** BEGIN Provided records **

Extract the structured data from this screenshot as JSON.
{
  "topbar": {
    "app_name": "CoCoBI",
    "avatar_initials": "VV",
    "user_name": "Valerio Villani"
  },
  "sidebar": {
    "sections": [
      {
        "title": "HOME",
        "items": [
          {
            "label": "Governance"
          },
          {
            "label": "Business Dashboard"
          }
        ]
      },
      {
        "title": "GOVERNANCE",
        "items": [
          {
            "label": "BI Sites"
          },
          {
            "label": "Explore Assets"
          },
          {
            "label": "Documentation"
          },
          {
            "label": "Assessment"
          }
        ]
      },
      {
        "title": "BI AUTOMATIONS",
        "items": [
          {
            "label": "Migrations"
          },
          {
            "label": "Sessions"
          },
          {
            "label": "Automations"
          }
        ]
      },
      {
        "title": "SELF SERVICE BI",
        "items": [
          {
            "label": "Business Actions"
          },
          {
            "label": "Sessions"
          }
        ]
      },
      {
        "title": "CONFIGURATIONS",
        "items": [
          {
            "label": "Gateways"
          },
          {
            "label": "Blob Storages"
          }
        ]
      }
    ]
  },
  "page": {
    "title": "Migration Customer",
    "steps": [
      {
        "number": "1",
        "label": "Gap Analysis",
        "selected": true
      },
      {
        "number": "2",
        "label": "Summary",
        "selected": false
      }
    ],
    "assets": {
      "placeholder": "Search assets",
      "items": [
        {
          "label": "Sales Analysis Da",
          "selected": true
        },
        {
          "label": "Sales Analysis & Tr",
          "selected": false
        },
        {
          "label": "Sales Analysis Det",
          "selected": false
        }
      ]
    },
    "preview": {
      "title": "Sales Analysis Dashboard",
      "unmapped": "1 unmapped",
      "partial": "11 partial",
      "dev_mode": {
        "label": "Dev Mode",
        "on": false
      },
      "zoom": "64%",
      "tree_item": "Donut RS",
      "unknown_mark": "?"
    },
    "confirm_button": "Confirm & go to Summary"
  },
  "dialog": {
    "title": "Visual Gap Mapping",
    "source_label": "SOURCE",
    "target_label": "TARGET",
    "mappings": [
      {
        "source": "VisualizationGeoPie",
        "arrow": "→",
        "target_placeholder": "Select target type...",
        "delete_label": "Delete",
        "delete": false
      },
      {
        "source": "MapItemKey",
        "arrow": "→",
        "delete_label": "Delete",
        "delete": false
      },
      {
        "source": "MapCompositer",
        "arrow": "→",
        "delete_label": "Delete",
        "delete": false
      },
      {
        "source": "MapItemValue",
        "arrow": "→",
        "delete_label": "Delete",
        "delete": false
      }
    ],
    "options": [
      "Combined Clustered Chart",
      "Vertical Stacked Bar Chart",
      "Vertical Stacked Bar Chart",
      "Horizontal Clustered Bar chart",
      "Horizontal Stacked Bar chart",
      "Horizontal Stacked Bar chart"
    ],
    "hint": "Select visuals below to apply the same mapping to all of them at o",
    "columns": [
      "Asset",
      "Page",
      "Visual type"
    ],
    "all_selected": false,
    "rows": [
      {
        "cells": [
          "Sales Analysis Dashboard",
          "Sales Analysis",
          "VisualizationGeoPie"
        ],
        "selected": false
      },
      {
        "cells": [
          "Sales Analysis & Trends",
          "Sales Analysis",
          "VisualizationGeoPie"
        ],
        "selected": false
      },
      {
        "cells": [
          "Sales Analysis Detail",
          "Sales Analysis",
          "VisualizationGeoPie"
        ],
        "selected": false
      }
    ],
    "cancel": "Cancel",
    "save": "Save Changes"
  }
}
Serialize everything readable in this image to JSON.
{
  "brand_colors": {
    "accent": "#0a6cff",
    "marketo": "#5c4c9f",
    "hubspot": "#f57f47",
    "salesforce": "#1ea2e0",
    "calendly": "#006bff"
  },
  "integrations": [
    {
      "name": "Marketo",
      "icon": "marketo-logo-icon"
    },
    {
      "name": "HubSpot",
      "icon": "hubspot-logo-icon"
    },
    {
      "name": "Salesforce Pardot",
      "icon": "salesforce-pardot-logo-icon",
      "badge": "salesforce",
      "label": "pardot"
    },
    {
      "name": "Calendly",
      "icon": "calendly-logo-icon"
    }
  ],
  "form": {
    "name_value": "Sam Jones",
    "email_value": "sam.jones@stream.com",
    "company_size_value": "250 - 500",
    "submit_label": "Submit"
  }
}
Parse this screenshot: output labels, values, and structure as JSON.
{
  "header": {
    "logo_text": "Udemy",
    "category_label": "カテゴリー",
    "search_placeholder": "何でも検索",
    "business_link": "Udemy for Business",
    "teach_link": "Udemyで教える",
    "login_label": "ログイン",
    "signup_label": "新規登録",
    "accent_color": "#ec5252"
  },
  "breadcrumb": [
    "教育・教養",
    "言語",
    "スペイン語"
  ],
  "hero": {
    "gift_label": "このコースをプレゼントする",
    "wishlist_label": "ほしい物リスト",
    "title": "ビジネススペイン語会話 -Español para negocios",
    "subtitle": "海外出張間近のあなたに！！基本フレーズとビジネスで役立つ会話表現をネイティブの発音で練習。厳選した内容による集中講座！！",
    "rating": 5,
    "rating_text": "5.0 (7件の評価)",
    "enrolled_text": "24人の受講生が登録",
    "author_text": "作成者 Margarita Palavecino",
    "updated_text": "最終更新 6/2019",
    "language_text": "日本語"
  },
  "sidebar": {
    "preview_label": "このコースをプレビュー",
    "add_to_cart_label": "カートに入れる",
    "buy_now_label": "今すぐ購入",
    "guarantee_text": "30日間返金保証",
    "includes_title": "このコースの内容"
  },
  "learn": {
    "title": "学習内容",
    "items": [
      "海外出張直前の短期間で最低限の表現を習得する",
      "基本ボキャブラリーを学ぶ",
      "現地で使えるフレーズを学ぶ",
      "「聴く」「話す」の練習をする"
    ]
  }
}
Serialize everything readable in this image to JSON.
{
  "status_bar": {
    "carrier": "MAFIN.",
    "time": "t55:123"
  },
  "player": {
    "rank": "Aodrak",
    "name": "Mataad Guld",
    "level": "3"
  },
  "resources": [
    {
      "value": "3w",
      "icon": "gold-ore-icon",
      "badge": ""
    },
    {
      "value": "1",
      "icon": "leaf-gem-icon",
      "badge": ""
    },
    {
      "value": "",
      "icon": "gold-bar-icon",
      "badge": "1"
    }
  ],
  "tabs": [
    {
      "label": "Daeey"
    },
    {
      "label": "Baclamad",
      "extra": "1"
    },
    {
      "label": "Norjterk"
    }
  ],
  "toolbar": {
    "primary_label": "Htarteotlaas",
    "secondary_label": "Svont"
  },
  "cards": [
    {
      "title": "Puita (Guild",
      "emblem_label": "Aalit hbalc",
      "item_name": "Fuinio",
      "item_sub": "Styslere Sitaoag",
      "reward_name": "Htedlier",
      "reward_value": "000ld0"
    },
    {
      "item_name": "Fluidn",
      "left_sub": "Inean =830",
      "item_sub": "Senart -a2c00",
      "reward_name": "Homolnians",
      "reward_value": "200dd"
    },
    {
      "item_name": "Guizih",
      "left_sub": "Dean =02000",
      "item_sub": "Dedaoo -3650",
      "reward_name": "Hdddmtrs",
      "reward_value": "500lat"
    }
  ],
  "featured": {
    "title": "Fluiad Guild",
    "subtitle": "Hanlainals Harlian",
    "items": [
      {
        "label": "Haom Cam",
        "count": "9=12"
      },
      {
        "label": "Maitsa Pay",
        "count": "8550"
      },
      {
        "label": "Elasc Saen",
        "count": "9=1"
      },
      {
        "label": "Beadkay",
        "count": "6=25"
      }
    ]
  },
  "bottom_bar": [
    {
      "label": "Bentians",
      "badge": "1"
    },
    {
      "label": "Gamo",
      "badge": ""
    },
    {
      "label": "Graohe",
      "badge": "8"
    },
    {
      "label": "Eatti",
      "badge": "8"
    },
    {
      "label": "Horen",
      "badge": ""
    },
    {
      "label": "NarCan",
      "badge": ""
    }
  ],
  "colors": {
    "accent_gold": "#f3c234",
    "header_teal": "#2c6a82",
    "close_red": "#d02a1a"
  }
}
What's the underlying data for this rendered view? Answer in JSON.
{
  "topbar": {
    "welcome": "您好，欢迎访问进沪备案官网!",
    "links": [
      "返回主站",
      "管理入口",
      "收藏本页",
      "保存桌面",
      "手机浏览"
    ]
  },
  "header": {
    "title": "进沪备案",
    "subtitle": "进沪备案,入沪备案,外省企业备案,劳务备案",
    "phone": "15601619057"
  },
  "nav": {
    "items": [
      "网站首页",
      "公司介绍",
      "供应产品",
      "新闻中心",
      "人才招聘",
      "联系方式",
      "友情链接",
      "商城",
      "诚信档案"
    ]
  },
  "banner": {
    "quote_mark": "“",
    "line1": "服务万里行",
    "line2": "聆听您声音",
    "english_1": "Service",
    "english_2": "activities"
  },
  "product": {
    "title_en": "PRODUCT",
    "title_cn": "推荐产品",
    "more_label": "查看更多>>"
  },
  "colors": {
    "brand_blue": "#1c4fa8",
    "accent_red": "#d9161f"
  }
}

** END Provided records **

Search the records above for the string "type". Copy every line that contains it.

- _Problem solution_:
        "target_placeholder": "Select target type...",
      "Visual type"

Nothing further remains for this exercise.